___ Exercise material ___

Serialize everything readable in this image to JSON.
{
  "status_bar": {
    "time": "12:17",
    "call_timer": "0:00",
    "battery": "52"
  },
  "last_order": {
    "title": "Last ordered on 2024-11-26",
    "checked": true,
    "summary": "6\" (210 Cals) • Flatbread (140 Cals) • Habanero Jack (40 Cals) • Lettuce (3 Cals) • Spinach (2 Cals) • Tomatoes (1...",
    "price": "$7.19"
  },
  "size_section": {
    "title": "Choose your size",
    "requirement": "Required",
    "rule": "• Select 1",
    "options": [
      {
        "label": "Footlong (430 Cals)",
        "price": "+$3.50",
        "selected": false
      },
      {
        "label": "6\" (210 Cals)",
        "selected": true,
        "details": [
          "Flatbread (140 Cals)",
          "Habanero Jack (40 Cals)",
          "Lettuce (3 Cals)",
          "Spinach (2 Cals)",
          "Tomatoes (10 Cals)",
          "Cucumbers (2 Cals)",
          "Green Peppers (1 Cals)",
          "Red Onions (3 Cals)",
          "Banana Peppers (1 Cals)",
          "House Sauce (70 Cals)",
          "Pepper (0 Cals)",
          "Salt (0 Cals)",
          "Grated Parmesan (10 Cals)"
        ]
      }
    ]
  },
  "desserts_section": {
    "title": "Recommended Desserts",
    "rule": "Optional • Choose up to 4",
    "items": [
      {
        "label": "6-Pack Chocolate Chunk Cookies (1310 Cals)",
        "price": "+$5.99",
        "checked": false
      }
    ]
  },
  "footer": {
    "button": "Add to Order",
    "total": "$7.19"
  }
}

___

» **Stated goal**
Copy each record from above without leaving any out.

» **Full response**
Serialize everything readable in this image to JSON.
{
  "status_bar": {
    "time": "12:17",
    "call_timer": "0:00",
    "battery": "52"
  },
  "last_order": {
    "title": "Last ordered on 2024-11-26",
    "checked": true,
    "summary": "6\" (210 Cals) • Flatbread (140 Cals) • Habanero Jack (40 Cals) • Lettuce (3 Cals) • Spinach (2 Cals) • Tomatoes (1...",
    "price": "$7.19"
  },
  "size_section": {
    "title": "Choose your size",
    "requirement": "Required",
    "rule": "• Select 1",
    "options": [
      {
        "label": "Footlong (430 Cals)",
        "price": "+$3.50",
        "selected": false
      },
      {
        "label": "6\" (210 Cals)",
        "selected": true,
        "details": [
          "Flatbread (140 Cals)",
          "Habanero Jack (40 Cals)",
          "Lettuce (3 Cals)",
          "Spinach (2 Cals)",
          "Tomatoes (10 Cals)",
          "Cucumbers (2 Cals)",
          "Green Peppers (1 Cals)",
          "Red Onions (3 Cals)",
          "Banana Peppers (1 Cals)",
          "House Sauce (70 Cals)",
          "Pepper (0 Cals)",
          "Salt (0 Cals)",
          "Grated Parmesan (10 Cals)"
        ]
      }
    ]
  },
  "desserts_section": {
    "title": "Recommended Desserts",
    "rule": "Optional • Choose up to 4",
    "items": [
      {
        "label": "6-Pack Chocolate Chunk Cookies (1310 Cals)",
        "price": "+$5.99",
        "checked": false
      }
    ]
  },
  "footer": {
    "button": "Add to Order",
    "total": "$7.19"
  }
}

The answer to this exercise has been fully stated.